Stored rows:
_ _ _

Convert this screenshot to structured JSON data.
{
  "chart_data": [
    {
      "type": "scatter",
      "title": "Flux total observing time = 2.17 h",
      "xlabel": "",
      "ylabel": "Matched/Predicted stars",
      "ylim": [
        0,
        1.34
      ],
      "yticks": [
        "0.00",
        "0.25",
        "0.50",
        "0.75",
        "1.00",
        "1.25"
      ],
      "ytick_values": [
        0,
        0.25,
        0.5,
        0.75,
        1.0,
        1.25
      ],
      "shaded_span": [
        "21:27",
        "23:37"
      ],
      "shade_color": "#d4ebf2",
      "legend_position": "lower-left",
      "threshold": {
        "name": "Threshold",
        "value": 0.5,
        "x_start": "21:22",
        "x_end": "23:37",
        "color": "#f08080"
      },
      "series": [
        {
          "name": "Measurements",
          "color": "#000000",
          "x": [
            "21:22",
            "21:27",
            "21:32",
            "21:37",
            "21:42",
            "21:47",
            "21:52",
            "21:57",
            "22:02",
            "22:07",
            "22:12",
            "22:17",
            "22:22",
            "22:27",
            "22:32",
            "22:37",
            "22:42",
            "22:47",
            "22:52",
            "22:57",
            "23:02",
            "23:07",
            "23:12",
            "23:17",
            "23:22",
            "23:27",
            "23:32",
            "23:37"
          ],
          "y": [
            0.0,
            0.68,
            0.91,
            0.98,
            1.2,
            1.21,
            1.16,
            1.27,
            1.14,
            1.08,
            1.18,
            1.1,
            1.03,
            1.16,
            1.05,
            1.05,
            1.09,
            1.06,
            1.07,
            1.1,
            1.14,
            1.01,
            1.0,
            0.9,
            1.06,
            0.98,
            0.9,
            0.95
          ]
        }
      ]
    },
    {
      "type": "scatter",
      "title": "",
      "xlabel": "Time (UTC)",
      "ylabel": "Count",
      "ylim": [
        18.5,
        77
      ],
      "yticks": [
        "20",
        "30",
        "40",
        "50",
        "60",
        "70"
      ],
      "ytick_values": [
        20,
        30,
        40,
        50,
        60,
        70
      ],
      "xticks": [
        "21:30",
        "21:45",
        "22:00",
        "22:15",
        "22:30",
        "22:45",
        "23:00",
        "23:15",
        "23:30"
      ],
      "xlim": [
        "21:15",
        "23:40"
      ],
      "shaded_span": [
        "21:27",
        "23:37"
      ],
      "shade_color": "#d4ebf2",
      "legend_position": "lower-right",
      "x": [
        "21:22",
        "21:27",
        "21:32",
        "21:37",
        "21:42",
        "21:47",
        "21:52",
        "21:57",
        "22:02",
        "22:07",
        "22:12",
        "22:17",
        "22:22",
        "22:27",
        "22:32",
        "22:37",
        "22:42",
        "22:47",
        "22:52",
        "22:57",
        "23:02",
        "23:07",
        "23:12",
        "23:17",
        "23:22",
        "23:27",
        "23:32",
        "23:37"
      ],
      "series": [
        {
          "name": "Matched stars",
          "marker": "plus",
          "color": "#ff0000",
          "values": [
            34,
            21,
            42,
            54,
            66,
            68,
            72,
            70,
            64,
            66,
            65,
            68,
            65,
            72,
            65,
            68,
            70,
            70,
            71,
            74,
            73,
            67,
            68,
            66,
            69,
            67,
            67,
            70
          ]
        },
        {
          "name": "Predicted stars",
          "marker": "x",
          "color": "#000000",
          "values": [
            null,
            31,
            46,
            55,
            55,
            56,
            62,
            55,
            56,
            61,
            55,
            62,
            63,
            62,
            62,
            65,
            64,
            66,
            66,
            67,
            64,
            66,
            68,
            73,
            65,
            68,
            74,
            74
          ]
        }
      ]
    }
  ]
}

_ _ _

Do this: Each line of the material must be restated exactly.

Final result:
Convert this screenshot to structured JSON data.
{
  "chart_data": [
    {
      "type": "scatter",
      "title": "Flux total observing time = 2.17 h",
      "xlabel": "",
      "ylabel": "Matched/Predicted stars",
      "ylim": [
        0,
        1.34
      ],
      "yticks": [
        "0.00",
        "0.25",
        "0.50",
        "0.75",
        "1.00",
        "1.25"
      ],
      "ytick_values": [
        0,
        0.25,
        0.5,
        0.75,
        1.0,
        1.25
      ],
      "shaded_span": [
        "21:27",
        "23:37"
      ],
      "shade_color": "#d4ebf2",
      "legend_position": "lower-left",
      "threshold": {
        "name": "Threshold",
        "value": 0.5,
        "x_start": "21:22",
        "x_end": "23:37",
        "color": "#f08080"
      },
      "series": [
        {
          "name": "Measurements",
          "color": "#000000",
          "x": [
            "21:22",
            "21:27",
            "21:32",
            "21:37",
            "21:42",
            "21:47",
            "21:52",
            "21:57",
            "22:02",
            "22:07",
            "22:12",
            "22:17",
            "22:22",
            "22:27",
            "22:32",
            "22:37",
            "22:42",
            "22:47",
            "22:52",
            "22:57",
            "23:02",
            "23:07",
            "23:12",
            "23:17",
            "23:22",
            "23:27",
            "23:32",
            "23:37"
          ],
          "y": [
            0.0,
            0.68,
            0.91,
            0.98,
            1.2,
            1.21,
            1.16,
            1.27,
            1.14,
            1.08,
            1.18,
            1.1,
            1.03,
            1.16,
            1.05,
            1.05,
            1.09,
            1.06,
            1.07,
            1.1,
            1.14,
            1.01,
            1.0,
            0.9,
            1.06,
            0.98,
            0.9,
            0.95
          ]
        }
      ]
    },
    {
      "type": "scatter",
      "title": "",
      "xlabel": "Time (UTC)",
      "ylabel": "Count",
      "ylim": [
        18.5,
        77
      ],
      "yticks": [
        "20",
        "30",
        "40",
        "50",
        "60",
        "70"
      ],
      "ytick_values": [
        20,
        30,
        40,
        50,
        60,
        70
      ],
      "xticks": [
        "21:30",
        "21:45",
        "22:00",
        "22:15",
        "22:30",
        "22:45",
        "23:00",
        "23:15",
        "23:30"
      ],
      "xlim": [
        "21:15",
        "23:40"
      ],
      "shaded_span": [
        "21:27",
        "23:37"
      ],
      "shade_color": "#d4ebf2",
      "legend_position": "lower-right",
      "x": [
        "21:22",
        "21:27",
        "21:32",
        "21:37",
        "21:42",
        "21:47",
        "21:52",
        "21:57",
        "22:02",
        "22:07",
        "22:12",
        "22:17",
        "22:22",
        "22:27",
        "22:32",
        "22:37",
        "22:42",
        "22:47",
        "22:52",
        "22:57",
        "23:02",
        "23:07",
        "23:12",
        "23:17",
        "23:22",
        "23:27",
        "23:32",
        "23:37"
      ],
      "series": [
        {
          "name": "Matched stars",
          "marker": "plus",
          "color": "#ff0000",
          "values": [
            34,
            21,
            42,
            54,
            66,
            68,
            72,
            70,
            64,
            66,
            65,
            68,
            65,
            72,
            65,
            68,
            70,
            70,
            71,
            74,
            73,
            67,
            68,
            66,
            69,
            67,
            67,
            70
          ]
        },
        {
          "name": "Predicted stars",
          "marker": "x",
          "color": "#000000",
          "values": [
            null,
            31,
            46,
            55,
            55,
            56,
            62,
            55,
            56,
            61,
            55,
            62,
            63,
            62,
            62,
            65,
            64,
            66,
            66,
            67,
            64,
            66,
            68,
            73,
            65,
            68,
            74,
            74
          ]
        }
      ]
    }
  ]
}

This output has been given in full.